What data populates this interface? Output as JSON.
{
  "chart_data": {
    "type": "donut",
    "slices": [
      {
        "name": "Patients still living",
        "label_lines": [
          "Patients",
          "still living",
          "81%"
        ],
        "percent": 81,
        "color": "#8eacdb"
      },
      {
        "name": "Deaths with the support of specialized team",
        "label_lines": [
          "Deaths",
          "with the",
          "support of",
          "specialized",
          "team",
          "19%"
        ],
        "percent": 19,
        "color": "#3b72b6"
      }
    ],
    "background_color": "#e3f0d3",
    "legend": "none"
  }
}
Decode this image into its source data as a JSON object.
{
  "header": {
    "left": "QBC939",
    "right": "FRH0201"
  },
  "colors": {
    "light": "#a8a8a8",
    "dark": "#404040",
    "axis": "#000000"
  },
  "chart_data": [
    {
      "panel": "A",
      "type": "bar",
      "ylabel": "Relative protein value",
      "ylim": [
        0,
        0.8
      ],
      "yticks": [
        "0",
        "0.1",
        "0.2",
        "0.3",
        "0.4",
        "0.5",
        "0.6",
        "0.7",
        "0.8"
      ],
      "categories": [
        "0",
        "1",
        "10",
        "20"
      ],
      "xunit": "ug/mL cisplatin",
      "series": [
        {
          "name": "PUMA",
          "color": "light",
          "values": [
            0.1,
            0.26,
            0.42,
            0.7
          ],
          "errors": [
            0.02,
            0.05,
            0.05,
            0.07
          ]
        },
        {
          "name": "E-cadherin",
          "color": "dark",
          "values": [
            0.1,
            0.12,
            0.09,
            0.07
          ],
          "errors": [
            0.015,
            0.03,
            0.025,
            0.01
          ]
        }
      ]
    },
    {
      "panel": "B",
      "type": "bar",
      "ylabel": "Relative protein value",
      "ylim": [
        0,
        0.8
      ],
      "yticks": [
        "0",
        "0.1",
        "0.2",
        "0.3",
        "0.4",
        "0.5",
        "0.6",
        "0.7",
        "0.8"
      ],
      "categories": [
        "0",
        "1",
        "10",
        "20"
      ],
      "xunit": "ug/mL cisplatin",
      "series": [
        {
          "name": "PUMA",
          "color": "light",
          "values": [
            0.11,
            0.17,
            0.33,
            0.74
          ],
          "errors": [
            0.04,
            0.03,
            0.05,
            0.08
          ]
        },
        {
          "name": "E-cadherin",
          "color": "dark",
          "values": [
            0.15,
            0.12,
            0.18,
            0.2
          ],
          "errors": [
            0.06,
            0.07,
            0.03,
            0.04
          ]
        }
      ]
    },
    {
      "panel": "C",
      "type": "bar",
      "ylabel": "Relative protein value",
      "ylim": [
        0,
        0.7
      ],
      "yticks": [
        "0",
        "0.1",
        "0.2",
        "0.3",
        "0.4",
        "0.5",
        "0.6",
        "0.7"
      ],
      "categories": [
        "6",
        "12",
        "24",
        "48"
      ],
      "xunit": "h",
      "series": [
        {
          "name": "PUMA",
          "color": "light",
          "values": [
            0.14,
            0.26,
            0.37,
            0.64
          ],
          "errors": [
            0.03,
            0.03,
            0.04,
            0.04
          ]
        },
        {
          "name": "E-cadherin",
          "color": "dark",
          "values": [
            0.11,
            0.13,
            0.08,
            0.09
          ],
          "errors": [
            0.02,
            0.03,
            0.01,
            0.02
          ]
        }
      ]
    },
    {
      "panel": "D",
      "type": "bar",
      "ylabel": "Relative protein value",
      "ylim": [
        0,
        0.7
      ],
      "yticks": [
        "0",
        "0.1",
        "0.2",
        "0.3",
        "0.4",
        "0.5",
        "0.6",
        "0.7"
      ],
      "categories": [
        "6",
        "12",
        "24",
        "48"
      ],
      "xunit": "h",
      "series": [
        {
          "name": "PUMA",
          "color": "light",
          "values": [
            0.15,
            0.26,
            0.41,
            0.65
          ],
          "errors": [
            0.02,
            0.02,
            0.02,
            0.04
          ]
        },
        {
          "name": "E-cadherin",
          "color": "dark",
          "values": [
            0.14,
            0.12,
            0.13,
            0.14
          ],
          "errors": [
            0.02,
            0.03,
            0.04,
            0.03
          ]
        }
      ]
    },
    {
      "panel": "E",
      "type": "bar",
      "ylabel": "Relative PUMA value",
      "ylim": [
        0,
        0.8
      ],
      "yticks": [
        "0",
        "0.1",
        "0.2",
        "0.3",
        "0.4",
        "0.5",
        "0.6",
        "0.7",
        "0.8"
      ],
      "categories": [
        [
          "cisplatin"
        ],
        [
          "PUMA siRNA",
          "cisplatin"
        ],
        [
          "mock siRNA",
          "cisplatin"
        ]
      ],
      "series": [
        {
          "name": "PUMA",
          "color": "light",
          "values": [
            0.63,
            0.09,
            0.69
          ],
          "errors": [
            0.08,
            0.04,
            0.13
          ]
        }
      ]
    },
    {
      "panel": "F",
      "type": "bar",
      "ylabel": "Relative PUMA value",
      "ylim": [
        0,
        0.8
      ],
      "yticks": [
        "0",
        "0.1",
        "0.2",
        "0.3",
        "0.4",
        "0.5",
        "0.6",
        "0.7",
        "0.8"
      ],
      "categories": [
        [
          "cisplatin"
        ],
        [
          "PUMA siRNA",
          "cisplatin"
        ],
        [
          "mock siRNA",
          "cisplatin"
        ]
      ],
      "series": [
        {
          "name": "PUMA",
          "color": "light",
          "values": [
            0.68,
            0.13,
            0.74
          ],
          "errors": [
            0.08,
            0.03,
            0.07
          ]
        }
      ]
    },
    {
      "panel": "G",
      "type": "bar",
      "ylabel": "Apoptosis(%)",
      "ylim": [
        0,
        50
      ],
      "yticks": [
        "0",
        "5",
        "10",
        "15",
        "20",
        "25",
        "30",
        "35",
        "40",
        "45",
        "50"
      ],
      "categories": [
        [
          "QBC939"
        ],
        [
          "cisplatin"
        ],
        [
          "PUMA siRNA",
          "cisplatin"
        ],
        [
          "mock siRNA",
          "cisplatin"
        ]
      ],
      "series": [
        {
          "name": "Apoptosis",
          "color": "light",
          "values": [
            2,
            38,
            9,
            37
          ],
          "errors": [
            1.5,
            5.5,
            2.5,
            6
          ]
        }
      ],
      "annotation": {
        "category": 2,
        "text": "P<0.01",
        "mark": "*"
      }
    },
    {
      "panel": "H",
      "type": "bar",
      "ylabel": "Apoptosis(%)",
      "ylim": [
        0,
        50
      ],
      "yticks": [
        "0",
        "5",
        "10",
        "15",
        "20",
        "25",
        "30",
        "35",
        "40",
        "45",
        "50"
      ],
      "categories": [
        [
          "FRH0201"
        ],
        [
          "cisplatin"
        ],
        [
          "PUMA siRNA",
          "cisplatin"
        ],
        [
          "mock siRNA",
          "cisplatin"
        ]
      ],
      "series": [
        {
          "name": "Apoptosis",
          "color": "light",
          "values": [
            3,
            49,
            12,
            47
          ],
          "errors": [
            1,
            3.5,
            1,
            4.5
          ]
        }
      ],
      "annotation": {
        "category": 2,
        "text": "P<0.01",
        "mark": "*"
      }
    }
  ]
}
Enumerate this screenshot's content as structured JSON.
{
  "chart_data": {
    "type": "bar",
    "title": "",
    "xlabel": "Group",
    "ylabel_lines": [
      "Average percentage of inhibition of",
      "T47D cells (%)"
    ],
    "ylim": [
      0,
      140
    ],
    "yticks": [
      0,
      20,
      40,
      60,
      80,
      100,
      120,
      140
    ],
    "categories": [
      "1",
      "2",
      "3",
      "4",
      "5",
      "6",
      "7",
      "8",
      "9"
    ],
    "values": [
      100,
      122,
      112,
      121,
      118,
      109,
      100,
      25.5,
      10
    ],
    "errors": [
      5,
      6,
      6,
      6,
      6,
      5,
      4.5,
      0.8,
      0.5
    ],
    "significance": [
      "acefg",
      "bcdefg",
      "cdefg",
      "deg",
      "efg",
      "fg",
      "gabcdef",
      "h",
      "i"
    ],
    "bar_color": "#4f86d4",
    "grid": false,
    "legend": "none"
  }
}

....

Out of the records, collect only those lines that contain the string "team".

RESPONSE TO THE TASK ->
        "name": "Deaths with the support of specialized team",
          "team",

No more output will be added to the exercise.